## Description of the task:
Word for word, transcribe the lines below and drop the pictures.

Stored data entries
——————

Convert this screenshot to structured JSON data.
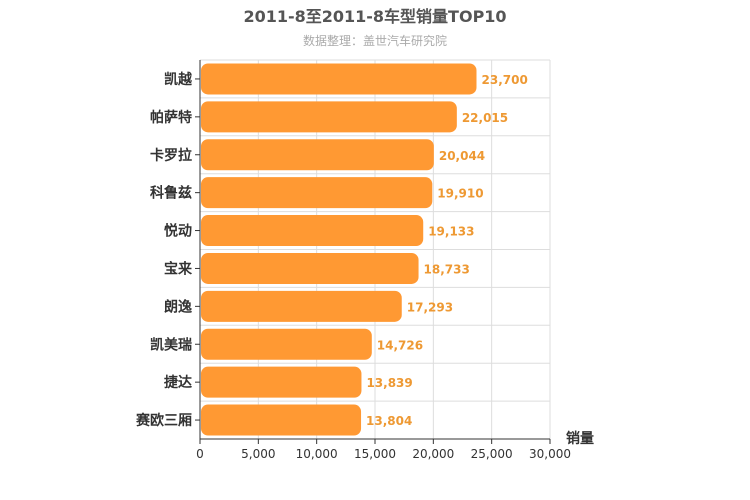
{
  "chart_data": {
    "type": "bar",
    "orientation": "horizontal",
    "title": "2011-8至2011-8车型销量TOP10",
    "subtitle": "数据整理：盖世汽车研究院",
    "xlabel": "销量",
    "ylabel": "",
    "xlim": [
      0,
      30000
    ],
    "ticks": [
      0,
      5000,
      10000,
      15000,
      20000,
      25000,
      30000
    ],
    "tick_labels": [
      "0",
      "5,000",
      "10,000",
      "15,000",
      "20,000",
      "25,000",
      "30,000"
    ],
    "categories": [
      "凯越",
      "帕萨特",
      "卡罗拉",
      "科鲁兹",
      "悦动",
      "宝来",
      "朗逸",
      "凯美瑞",
      "捷达",
      "赛欧三厢"
    ],
    "values": [
      23700,
      22015,
      20044,
      19910,
      19133,
      18733,
      17293,
      14726,
      13839,
      13804
    ],
    "value_labels": [
      "23,700",
      "22,015",
      "20,044",
      "19,910",
      "19,133",
      "18,733",
      "17,293",
      "14,726",
      "13,839",
      "13,804"
    ],
    "grid": true,
    "colors": {
      "bar": "#ff9933",
      "value_label": "#ee9933",
      "title": "#555555",
      "subtitle": "#aaaaaa",
      "axis": "#333333",
      "grid": "#dddddd"
    }
  }
}
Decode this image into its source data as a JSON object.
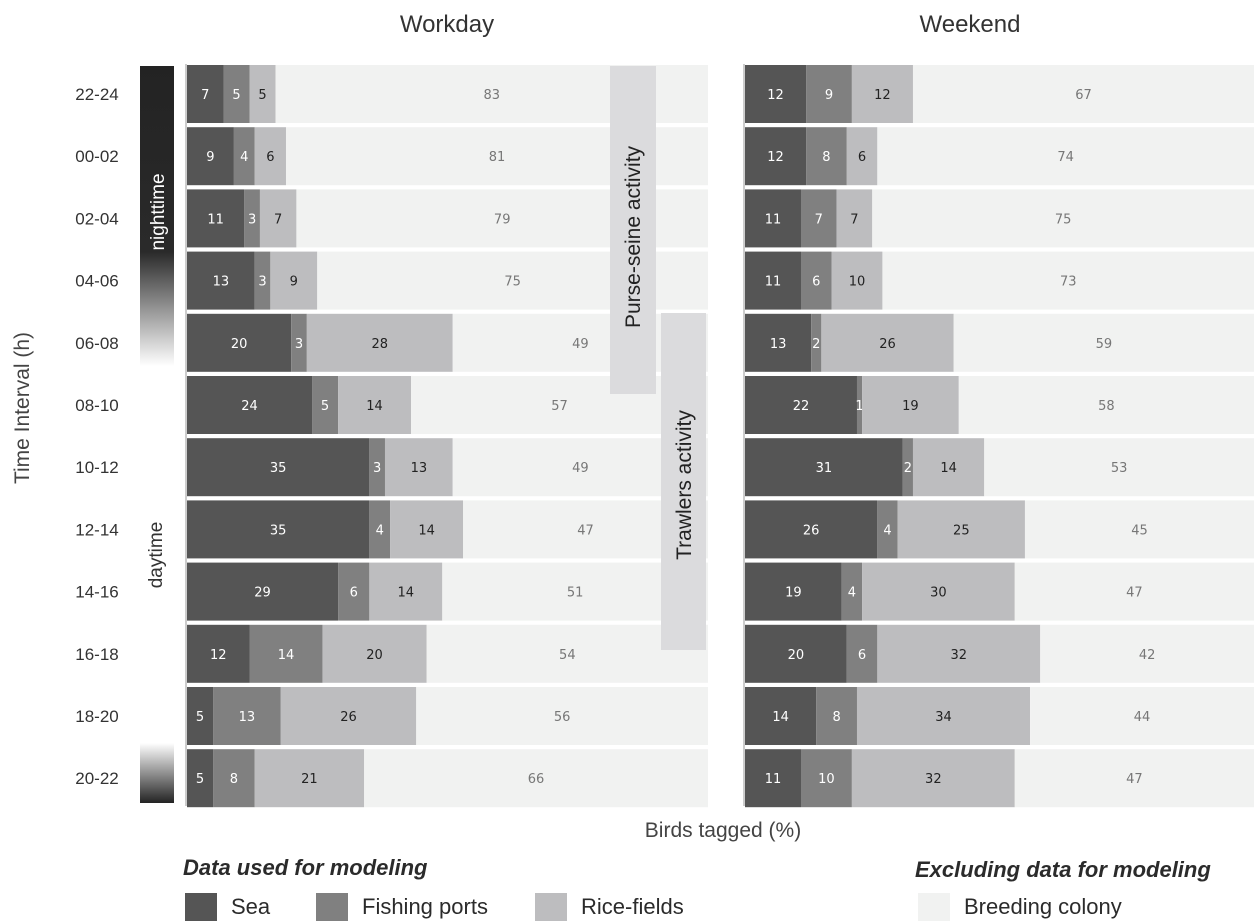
{
  "chart_data": {
    "type": "bar",
    "stacked": true,
    "orientation": "horizontal",
    "xlabel": "Birds tagged (%)",
    "ylabel": "Time Interval (h)",
    "categories": [
      "22-24",
      "00-02",
      "02-04",
      "04-06",
      "06-08",
      "08-10",
      "10-12",
      "12-14",
      "14-16",
      "16-18",
      "18-20",
      "20-22"
    ],
    "panels": [
      {
        "title": "Workday",
        "series": [
          {
            "name": "Sea",
            "values": [
              7,
              9,
              11,
              13,
              20,
              24,
              35,
              35,
              29,
              12,
              5,
              5
            ]
          },
          {
            "name": "Fishing ports",
            "values": [
              5,
              4,
              3,
              3,
              3,
              5,
              3,
              4,
              6,
              14,
              13,
              8
            ]
          },
          {
            "name": "Rice-fields",
            "values": [
              5,
              6,
              7,
              9,
              28,
              14,
              13,
              14,
              14,
              20,
              26,
              21
            ]
          },
          {
            "name": "Breeding colony",
            "values": [
              83,
              81,
              79,
              75,
              49,
              57,
              49,
              47,
              51,
              54,
              56,
              66
            ]
          }
        ]
      },
      {
        "title": "Weekend",
        "series": [
          {
            "name": "Sea",
            "values": [
              12,
              12,
              11,
              11,
              13,
              22,
              31,
              26,
              19,
              20,
              14,
              11
            ]
          },
          {
            "name": "Fishing ports",
            "values": [
              9,
              8,
              7,
              6,
              2,
              1,
              2,
              4,
              4,
              6,
              8,
              10
            ]
          },
          {
            "name": "Rice-fields",
            "values": [
              12,
              6,
              7,
              10,
              26,
              19,
              14,
              25,
              30,
              32,
              34,
              32
            ]
          },
          {
            "name": "Breeding colony",
            "values": [
              67,
              74,
              75,
              73,
              59,
              58,
              53,
              45,
              47,
              42,
              44,
              47
            ]
          }
        ]
      }
    ],
    "annotations": {
      "purse_seine": "Purse-seine activity",
      "trawlers": "Trawlers activity",
      "nighttime": "nighttime",
      "daytime": "daytime"
    },
    "colors": {
      "Sea": "#555555",
      "Fishing ports": "#808080",
      "Rice-fields": "#bdbdbf",
      "Breeding colony": "#f1f2f1",
      "activity_band": "#dbdbdd"
    }
  },
  "legend": {
    "used_heading": "Data used for modeling",
    "excluded_heading": "Excluding data for modeling",
    "items": [
      "Sea",
      "Fishing ports",
      "Rice-fields",
      "Breeding colony"
    ]
  }
}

——————

## Problem solution:
Convert this screenshot to structured JSON data.
{
  "chart_data": {
    "type": "bar",
    "orientation": "horizontal",
    "title": "2011-8至2011-8车型销量TOP10",
    "subtitle": "数据整理：盖世汽车研究院",
    "xlabel": "销量",
    "ylabel": "",
    "xlim": [
      0,
      30000
    ],
    "ticks": [
      0,
      5000,
      10000,
      15000,
      20000,
      25000,
      30000
    ],
    "tick_labels": [
      "0",
      "5,000",
      "10,000",
      "15,000",
      "20,000",
      "25,000",
      "30,000"
    ],
    "categories": [
      "凯越",
      "帕萨特",
      "卡罗拉",
      "科鲁兹",
      "悦动",
      "宝来",
      "朗逸",
      "凯美瑞",
      "捷达",
      "赛欧三厢"
    ],
    "values": [
      23700,
      22015,
      20044,
      19910,
      19133,
      18733,
      17293,
      14726,
      13839,
      13804
    ],
    "value_labels": [
      "23,700",
      "22,015",
      "20,044",
      "19,910",
      "19,133",
      "18,733",
      "17,293",
      "14,726",
      "13,839",
      "13,804"
    ],
    "grid": true,
    "colors": {
      "bar": "#ff9933",
      "value_label": "#ee9933",
      "title": "#555555",
      "subtitle": "#aaaaaa",
      "axis": "#333333",
      "grid": "#dddddd"
    }
  }
}
Decode this image into its source data as a JSON object.
{
  "chart_data": {
    "type": "bar",
    "stacked": true,
    "orientation": "horizontal",
    "xlabel": "Birds tagged (%)",
    "ylabel": "Time Interval (h)",
    "categories": [
      "22-24",
      "00-02",
      "02-04",
      "04-06",
      "06-08",
      "08-10",
      "10-12",
      "12-14",
      "14-16",
      "16-18",
      "18-20",
      "20-22"
    ],
    "panels": [
      {
        "title": "Workday",
        "series": [
          {
            "name": "Sea",
            "values": [
              7,
              9,
              11,
              13,
              20,
              24,
              35,
              35,
              29,
              12,
              5,
              5
            ]
          },
          {
            "name": "Fishing ports",
            "values": [
              5,
              4,
              3,
              3,
              3,
              5,
              3,
              4,
              6,
              14,
              13,
              8
            ]
          },
          {
            "name": "Rice-fields",
            "values": [
              5,
              6,
              7,
              9,
              28,
              14,
              13,
              14,
              14,
              20,
              26,
              21
            ]
          },
          {
            "name": "Breeding colony",
            "values": [
              83,
              81,
              79,
              75,
              49,
              57,
              49,
              47,
              51,
              54,
              56,
              66
            ]
          }
        ]
      },
      {
        "title": "Weekend",
        "series": [
          {
            "name": "Sea",
            "values": [
              12,
              12,
              11,
              11,
              13,
              22,
              31,
              26,
              19,
              20,
              14,
              11
            ]
          },
          {
            "name": "Fishing ports",
            "values": [
              9,
              8,
              7,
              6,
              2,
              1,
              2,
              4,
              4,
              6,
              8,
              10
            ]
          },
          {
            "name": "Rice-fields",
            "values": [
              12,
              6,
              7,
              10,
              26,
              19,
              14,
              25,
              30,
              32,
              34,
              32
            ]
          },
          {
            "name": "Breeding colony",
            "values": [
              67,
              74,
              75,
              73,
              59,
              58,
              53,
              45,
              47,
              42,
              44,
              47
            ]
          }
        ]
      }
    ],
    "annotations": {
      "purse_seine": "Purse-seine activity",
      "trawlers": "Trawlers activity",
      "nighttime": "nighttime",
      "daytime": "daytime"
    },
    "colors": {
      "Sea": "#555555",
      "Fishing ports": "#808080",
      "Rice-fields": "#bdbdbf",
      "Breeding colony": "#f1f2f1",
      "activity_band": "#dbdbdd"
    }
  },
  "legend": {
    "used_heading": "Data used for modeling",
    "excluded_heading": "Excluding data for modeling",
    "items": [
      "Sea",
      "Fishing ports",
      "Rice-fields",
      "Breeding colony"
    ]
  }
}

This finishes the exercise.